▶ SHORT PROBLEM
Print the lines of the material from the line containing "lower-ring-minor-tick bbox=[113, 303, 116, 306]" through the line containing "upper-ring-minor-tick bbox=[131, 216, 134, 220]", including both, without any changes.
- - - - - - -
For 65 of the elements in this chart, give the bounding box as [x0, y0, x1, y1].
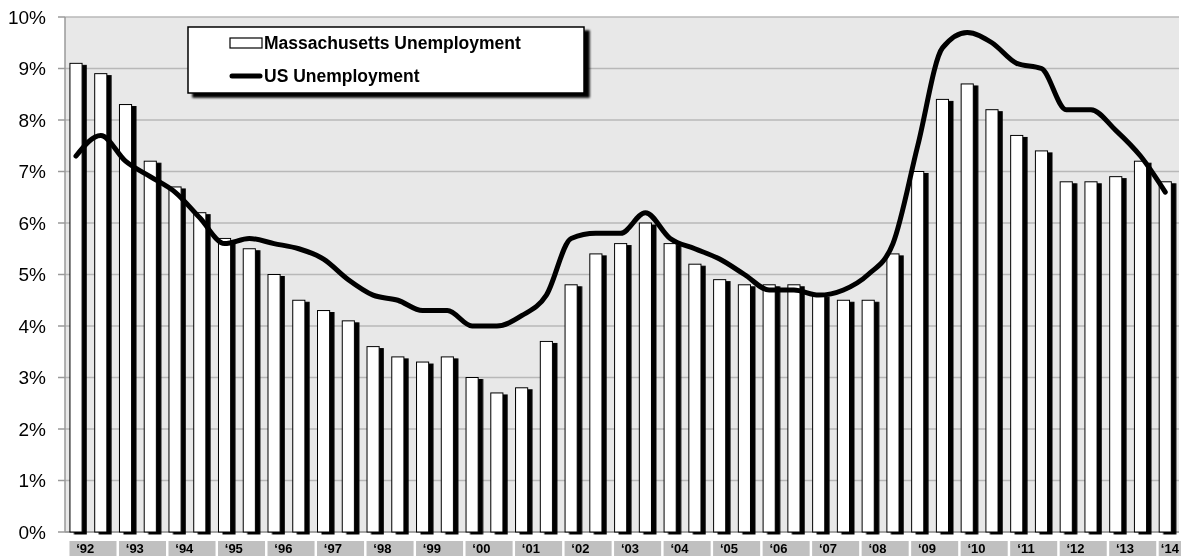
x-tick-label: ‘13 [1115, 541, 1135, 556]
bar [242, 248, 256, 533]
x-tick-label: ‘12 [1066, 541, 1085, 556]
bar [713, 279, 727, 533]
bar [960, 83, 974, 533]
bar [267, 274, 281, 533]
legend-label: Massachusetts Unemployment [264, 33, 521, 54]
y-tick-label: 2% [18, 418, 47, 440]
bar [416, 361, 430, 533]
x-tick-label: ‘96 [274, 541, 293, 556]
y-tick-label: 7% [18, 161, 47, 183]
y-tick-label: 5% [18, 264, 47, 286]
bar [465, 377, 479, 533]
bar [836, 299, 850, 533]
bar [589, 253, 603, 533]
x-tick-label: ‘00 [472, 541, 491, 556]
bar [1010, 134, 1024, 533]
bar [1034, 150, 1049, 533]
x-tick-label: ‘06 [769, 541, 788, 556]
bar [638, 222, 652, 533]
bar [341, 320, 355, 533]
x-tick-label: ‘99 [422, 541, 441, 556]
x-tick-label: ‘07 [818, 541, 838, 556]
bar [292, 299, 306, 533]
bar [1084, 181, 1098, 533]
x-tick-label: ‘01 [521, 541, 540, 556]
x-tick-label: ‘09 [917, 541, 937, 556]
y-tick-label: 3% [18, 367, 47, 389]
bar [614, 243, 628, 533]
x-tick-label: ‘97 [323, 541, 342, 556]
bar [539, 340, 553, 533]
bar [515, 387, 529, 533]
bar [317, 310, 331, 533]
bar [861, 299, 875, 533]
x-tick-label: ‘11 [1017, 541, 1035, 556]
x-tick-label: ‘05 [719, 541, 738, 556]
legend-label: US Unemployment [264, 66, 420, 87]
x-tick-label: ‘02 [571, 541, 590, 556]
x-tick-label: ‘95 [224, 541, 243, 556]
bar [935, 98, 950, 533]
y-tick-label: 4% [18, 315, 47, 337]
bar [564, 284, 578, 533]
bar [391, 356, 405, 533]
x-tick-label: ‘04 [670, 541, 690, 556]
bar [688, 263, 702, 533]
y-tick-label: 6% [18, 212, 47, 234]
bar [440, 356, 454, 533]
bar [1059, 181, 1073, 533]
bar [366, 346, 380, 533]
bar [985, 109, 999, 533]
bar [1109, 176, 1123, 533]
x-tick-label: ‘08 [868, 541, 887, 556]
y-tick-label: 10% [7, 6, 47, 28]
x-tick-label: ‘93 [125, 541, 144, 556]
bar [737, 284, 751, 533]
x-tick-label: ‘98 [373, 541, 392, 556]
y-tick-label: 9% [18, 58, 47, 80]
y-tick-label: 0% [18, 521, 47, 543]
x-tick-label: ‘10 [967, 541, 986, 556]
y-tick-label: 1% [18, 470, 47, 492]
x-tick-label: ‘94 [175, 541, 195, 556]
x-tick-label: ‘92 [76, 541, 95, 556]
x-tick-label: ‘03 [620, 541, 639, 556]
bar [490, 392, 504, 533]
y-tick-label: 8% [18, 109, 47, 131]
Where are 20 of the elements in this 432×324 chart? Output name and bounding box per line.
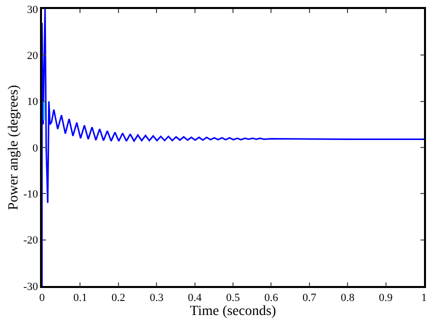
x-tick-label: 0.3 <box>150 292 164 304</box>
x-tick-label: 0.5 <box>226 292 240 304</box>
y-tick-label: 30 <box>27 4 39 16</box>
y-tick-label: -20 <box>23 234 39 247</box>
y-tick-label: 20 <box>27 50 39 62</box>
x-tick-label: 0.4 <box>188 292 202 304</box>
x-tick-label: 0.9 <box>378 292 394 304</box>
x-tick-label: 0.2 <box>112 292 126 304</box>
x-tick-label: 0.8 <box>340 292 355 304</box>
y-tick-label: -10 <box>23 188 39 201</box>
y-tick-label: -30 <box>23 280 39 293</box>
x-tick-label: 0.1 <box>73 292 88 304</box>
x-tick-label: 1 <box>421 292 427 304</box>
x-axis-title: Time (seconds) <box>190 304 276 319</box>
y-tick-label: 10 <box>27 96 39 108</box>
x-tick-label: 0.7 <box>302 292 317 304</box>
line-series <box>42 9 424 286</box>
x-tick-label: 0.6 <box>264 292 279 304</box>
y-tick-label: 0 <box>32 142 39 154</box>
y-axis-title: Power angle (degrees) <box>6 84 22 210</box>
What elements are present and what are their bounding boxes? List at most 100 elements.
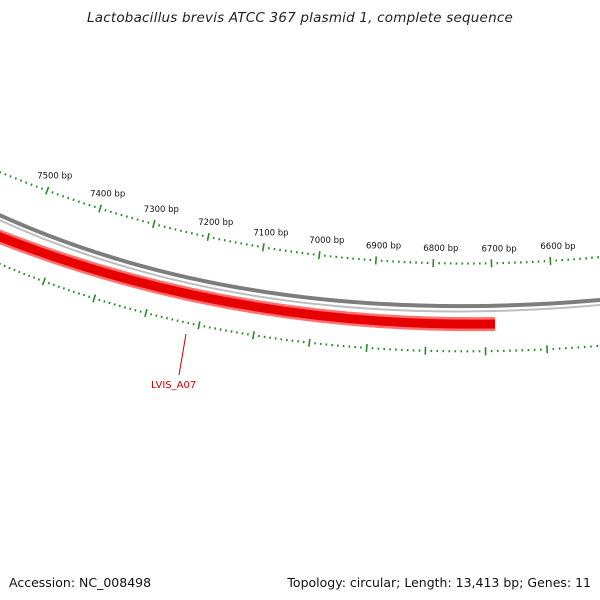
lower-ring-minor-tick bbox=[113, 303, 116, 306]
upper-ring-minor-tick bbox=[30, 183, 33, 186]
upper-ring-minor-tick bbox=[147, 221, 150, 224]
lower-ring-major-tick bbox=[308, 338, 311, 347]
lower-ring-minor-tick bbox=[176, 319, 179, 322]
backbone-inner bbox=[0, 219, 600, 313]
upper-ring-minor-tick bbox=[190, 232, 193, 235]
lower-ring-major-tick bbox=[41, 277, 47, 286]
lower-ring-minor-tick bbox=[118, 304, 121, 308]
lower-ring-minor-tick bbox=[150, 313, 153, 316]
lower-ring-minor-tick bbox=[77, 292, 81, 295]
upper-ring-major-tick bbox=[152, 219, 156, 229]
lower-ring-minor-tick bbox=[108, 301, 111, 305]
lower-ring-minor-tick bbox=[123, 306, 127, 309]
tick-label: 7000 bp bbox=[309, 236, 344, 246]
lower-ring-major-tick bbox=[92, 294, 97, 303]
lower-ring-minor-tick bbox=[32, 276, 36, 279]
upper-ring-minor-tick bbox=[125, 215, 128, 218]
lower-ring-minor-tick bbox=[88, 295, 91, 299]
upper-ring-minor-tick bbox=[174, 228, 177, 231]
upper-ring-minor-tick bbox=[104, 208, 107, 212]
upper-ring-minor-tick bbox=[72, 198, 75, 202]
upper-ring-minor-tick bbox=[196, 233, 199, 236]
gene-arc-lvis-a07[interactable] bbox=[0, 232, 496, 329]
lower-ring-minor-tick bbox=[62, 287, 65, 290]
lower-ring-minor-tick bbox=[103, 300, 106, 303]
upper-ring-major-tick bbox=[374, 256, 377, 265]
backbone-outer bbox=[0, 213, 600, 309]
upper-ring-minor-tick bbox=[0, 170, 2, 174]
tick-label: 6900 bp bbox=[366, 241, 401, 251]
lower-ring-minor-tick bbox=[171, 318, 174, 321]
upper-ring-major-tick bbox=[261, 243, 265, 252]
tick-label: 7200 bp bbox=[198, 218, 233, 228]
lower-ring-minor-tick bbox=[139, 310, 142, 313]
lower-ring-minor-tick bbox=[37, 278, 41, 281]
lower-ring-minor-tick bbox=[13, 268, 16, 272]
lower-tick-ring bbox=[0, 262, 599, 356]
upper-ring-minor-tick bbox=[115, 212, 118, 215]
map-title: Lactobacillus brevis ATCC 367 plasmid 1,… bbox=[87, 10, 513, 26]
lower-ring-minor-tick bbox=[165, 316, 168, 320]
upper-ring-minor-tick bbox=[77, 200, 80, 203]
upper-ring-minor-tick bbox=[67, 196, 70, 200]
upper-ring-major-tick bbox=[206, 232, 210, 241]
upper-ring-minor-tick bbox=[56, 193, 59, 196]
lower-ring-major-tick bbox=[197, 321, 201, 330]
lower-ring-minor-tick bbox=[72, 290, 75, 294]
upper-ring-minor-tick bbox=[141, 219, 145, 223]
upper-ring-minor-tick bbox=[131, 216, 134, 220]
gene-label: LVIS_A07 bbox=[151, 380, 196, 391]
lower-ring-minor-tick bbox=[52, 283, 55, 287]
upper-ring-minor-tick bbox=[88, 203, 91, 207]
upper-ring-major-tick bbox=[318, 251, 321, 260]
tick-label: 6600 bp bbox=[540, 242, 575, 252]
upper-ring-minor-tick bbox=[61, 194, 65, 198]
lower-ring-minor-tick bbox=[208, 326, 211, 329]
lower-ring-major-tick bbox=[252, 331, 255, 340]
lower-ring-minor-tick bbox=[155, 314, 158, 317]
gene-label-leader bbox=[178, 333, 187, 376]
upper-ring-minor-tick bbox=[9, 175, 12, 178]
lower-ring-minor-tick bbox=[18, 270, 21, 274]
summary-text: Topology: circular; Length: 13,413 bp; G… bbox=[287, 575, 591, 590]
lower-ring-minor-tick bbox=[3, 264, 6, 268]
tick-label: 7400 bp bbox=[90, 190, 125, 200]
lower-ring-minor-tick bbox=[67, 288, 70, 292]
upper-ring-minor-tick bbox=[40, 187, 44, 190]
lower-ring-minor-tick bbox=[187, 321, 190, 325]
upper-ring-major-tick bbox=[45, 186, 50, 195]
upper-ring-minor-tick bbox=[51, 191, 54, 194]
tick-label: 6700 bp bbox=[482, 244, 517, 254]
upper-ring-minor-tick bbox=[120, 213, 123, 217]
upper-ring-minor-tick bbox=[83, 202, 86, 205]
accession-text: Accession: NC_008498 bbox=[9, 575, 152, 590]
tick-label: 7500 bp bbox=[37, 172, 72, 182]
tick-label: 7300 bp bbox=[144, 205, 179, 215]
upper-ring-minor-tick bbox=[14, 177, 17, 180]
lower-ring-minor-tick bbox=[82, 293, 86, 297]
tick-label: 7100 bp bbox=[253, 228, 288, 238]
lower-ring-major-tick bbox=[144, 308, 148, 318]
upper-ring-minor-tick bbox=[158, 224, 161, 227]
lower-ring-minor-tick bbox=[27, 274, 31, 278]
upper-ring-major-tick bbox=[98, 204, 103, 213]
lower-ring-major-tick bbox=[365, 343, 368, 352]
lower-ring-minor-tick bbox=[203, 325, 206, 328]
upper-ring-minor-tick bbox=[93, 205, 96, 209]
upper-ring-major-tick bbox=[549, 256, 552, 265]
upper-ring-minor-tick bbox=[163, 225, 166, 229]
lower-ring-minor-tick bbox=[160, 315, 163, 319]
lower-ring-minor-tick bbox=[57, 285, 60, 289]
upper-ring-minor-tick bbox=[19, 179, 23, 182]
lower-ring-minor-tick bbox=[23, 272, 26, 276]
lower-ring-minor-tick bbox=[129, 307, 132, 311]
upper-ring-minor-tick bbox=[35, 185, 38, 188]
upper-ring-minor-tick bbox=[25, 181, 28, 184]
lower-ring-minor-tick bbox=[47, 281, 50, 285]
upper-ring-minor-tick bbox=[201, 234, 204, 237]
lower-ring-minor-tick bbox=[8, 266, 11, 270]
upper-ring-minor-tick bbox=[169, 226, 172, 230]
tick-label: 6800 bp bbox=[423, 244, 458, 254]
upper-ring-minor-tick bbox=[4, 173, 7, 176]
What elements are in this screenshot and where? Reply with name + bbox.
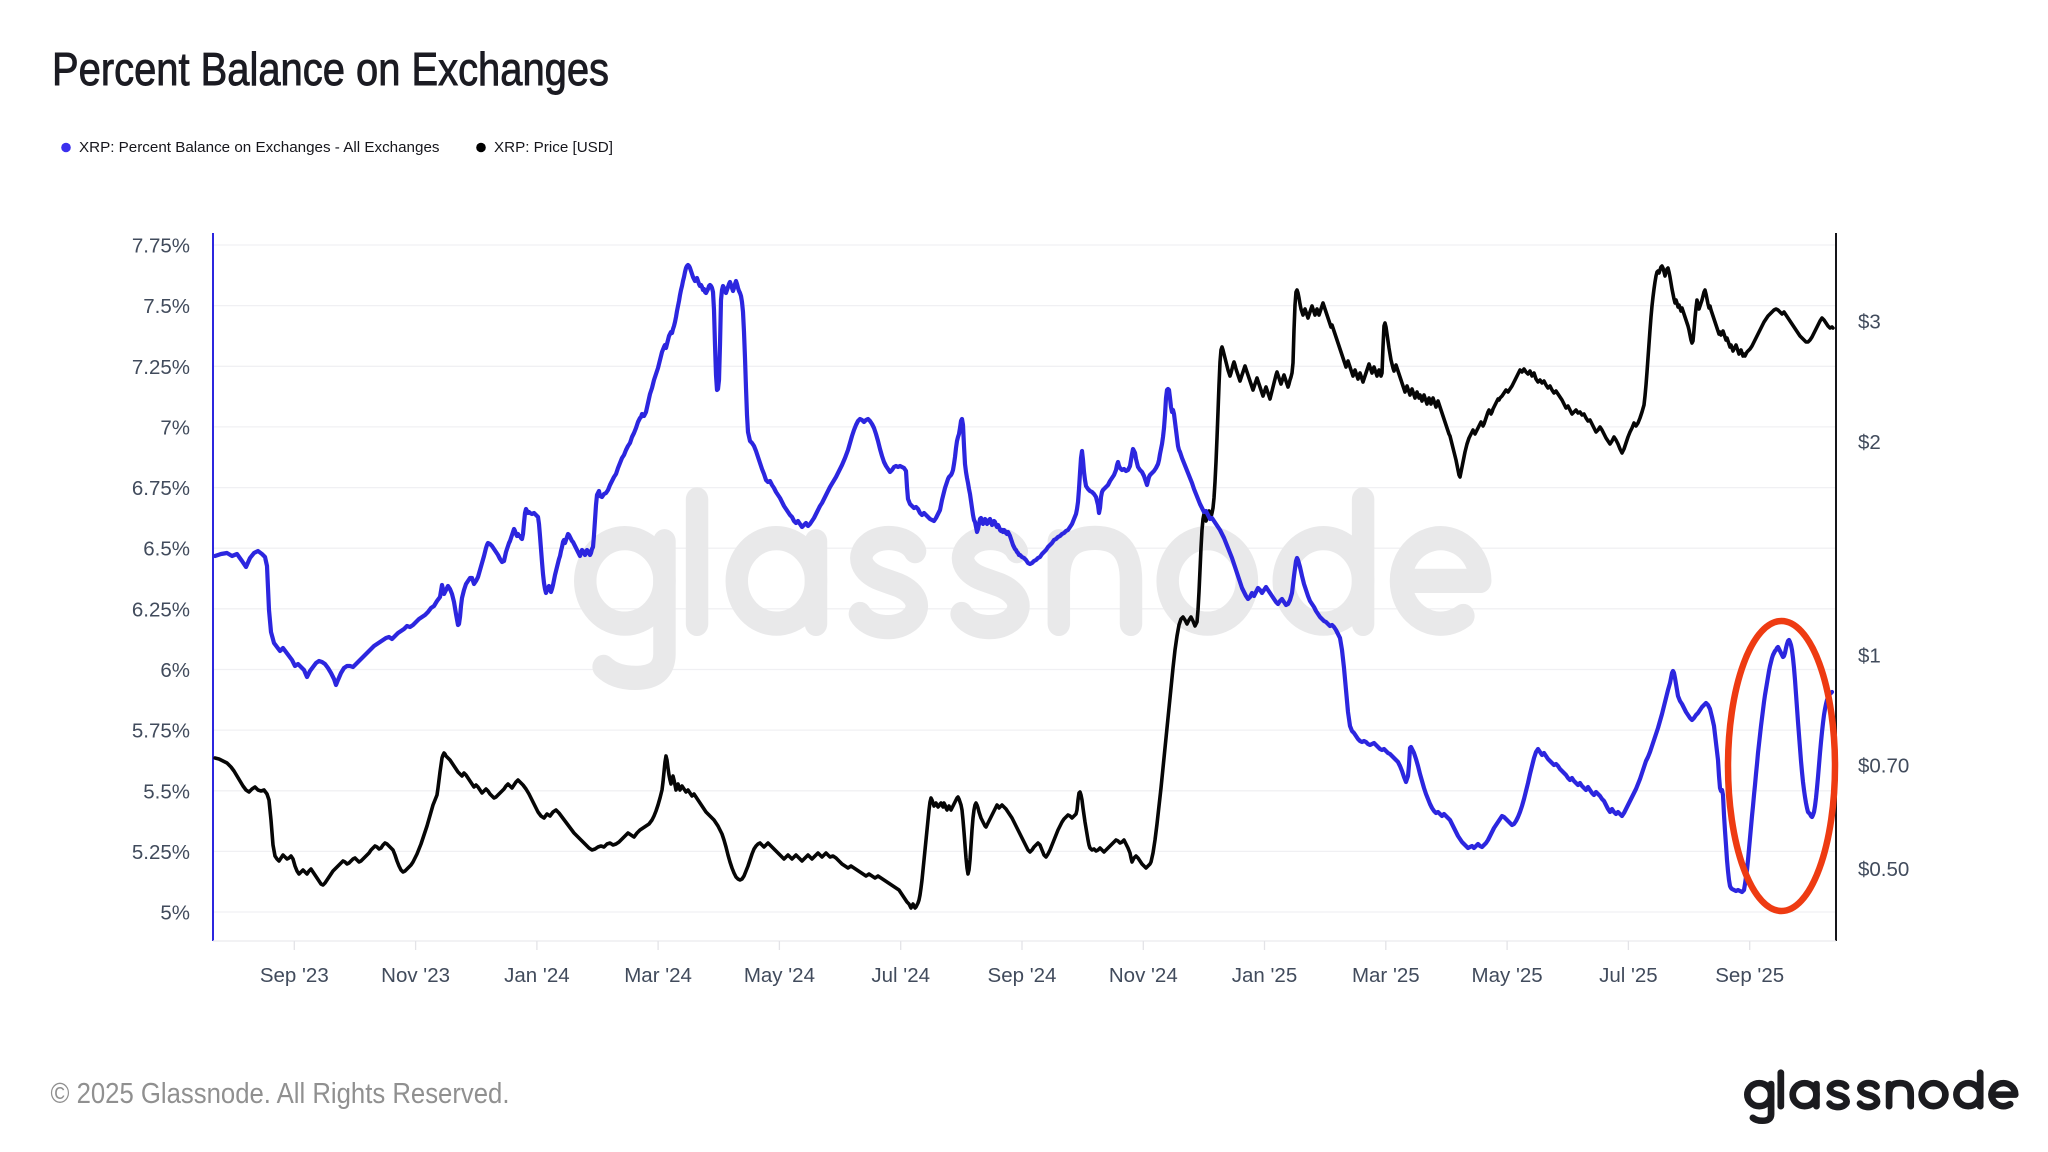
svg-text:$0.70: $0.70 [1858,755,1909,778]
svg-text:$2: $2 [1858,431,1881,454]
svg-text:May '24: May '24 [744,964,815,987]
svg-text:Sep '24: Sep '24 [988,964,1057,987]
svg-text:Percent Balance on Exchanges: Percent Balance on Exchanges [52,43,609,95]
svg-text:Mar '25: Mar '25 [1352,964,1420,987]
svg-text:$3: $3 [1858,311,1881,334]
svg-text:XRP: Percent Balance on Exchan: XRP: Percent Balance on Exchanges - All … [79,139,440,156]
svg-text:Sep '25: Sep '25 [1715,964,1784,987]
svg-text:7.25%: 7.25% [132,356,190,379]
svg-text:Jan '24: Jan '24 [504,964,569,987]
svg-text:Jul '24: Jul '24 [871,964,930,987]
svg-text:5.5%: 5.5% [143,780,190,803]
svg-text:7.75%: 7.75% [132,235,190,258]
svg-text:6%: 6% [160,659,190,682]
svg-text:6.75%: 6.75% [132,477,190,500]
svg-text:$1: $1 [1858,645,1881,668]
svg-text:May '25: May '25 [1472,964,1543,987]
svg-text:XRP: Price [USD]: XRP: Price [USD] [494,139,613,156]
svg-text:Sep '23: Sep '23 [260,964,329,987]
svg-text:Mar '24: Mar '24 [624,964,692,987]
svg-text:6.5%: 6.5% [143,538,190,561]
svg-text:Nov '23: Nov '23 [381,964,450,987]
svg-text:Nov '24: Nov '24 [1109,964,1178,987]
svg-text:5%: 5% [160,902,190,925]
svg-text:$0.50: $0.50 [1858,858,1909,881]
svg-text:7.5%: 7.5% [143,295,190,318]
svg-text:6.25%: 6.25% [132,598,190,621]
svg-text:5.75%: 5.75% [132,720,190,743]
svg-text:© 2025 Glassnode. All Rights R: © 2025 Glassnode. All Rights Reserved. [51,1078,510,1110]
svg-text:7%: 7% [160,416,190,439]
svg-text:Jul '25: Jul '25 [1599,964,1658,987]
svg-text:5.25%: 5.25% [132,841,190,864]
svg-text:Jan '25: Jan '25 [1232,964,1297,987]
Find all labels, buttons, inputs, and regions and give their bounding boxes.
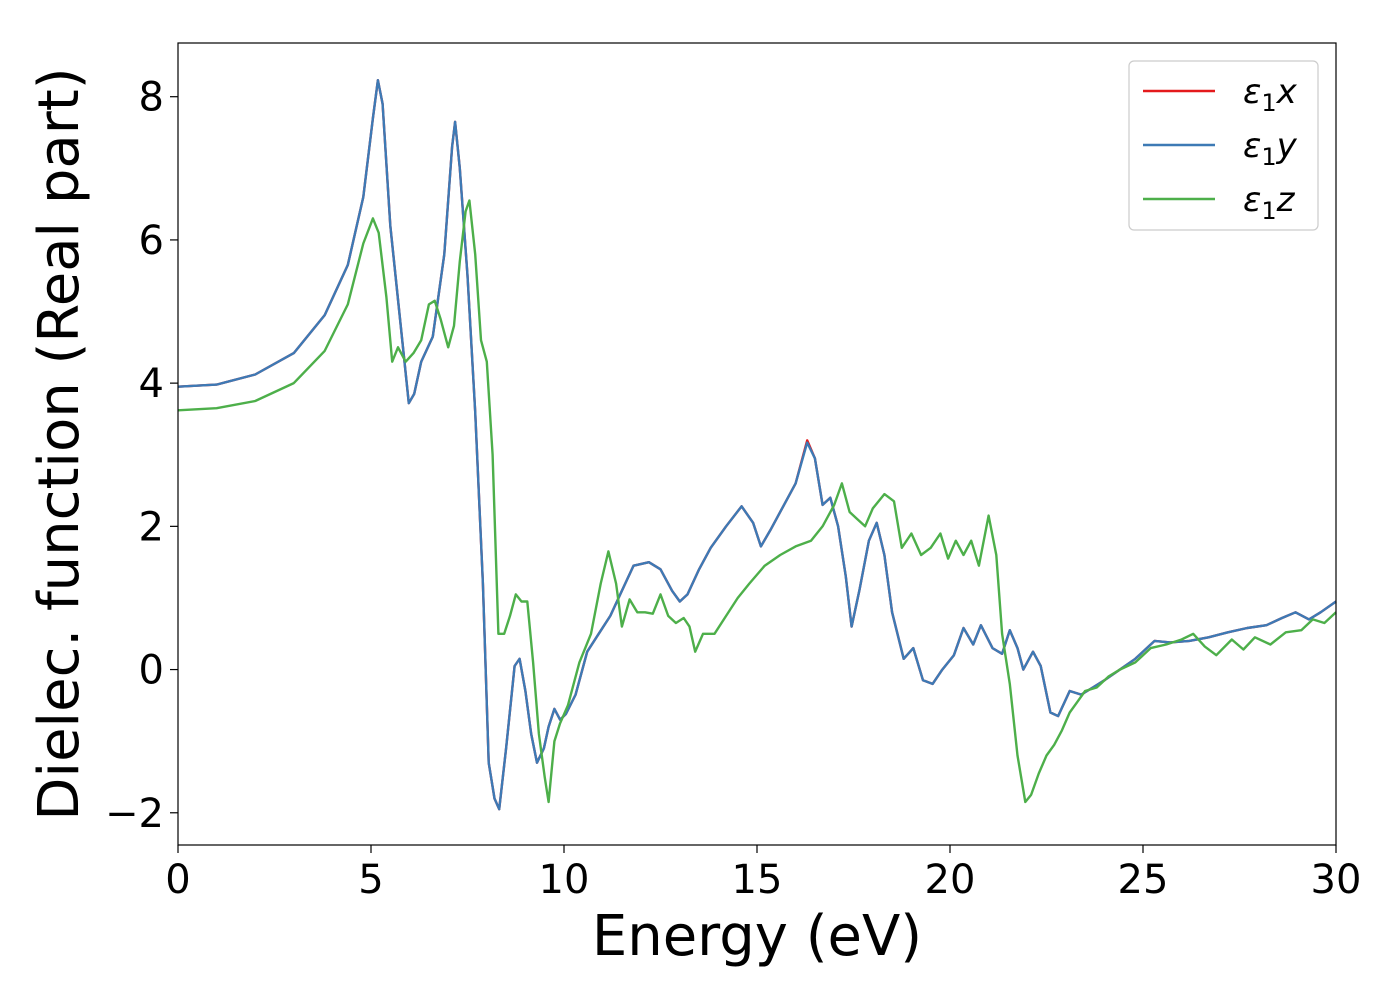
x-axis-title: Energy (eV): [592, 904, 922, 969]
- - - - - - -
▶ COMPLETE ANSWER
lower-ring-minor-tick bbox=[113, 303, 116, 306]
upper-ring-minor-tick bbox=[30, 183, 33, 186]
upper-ring-minor-tick bbox=[147, 221, 150, 224]
lower-ring-major-tick bbox=[308, 338, 311, 347]
lower-ring-minor-tick bbox=[176, 319, 179, 322]
backbone-inner bbox=[0, 219, 600, 313]
upper-ring-minor-tick bbox=[190, 232, 193, 235]
lower-ring-major-tick bbox=[41, 277, 47, 286]
lower-ring-minor-tick bbox=[118, 304, 121, 308]
lower-ring-minor-tick bbox=[150, 313, 153, 316]
lower-ring-minor-tick bbox=[77, 292, 81, 295]
upper-ring-major-tick bbox=[152, 219, 156, 229]
lower-ring-minor-tick bbox=[108, 301, 111, 305]
lower-ring-minor-tick bbox=[123, 306, 127, 309]
tick-label: 7000 bp bbox=[309, 236, 344, 246]
lower-ring-major-tick bbox=[92, 294, 97, 303]
lower-ring-minor-tick bbox=[32, 276, 36, 279]
upper-ring-minor-tick bbox=[125, 215, 128, 218]
lower-ring-minor-tick bbox=[88, 295, 91, 299]
upper-ring-minor-tick bbox=[174, 228, 177, 231]
upper-ring-minor-tick bbox=[104, 208, 107, 212]
upper-ring-minor-tick bbox=[72, 198, 75, 202]
upper-ring-minor-tick bbox=[196, 233, 199, 236]
gene-arc-lvis-a07[interactable] bbox=[0, 232, 496, 329]
lower-ring-minor-tick bbox=[62, 287, 65, 290]
lower-ring-minor-tick bbox=[103, 300, 106, 303]
upper-ring-major-tick bbox=[374, 256, 377, 265]
backbone-outer bbox=[0, 213, 600, 309]
upper-ring-minor-tick bbox=[0, 170, 2, 174]
tick-label: 6900 bp bbox=[366, 241, 401, 251]
lower-ring-minor-tick bbox=[171, 318, 174, 321]
upper-ring-major-tick bbox=[261, 243, 265, 252]
tick-label: 7200 bp bbox=[198, 218, 233, 228]
lower-ring-minor-tick bbox=[139, 310, 142, 313]
lower-ring-minor-tick bbox=[37, 278, 41, 281]
lower-ring-minor-tick bbox=[13, 268, 16, 272]
lower-tick-ring bbox=[0, 262, 599, 356]
upper-ring-minor-tick bbox=[115, 212, 118, 215]
map-title: Lactobacillus brevis ATCC 367 plasmid 1,… bbox=[87, 10, 513, 26]
lower-ring-minor-tick bbox=[165, 316, 168, 320]
upper-ring-minor-tick bbox=[77, 200, 80, 203]
upper-ring-minor-tick bbox=[67, 196, 70, 200]
upper-ring-major-tick bbox=[206, 232, 210, 241]
upper-ring-minor-tick bbox=[56, 193, 59, 196]
lower-ring-major-tick bbox=[197, 321, 201, 330]
lower-ring-minor-tick bbox=[72, 290, 75, 294]
upper-ring-minor-tick bbox=[141, 219, 145, 223]
upper-ring-minor-tick bbox=[131, 216, 134, 220]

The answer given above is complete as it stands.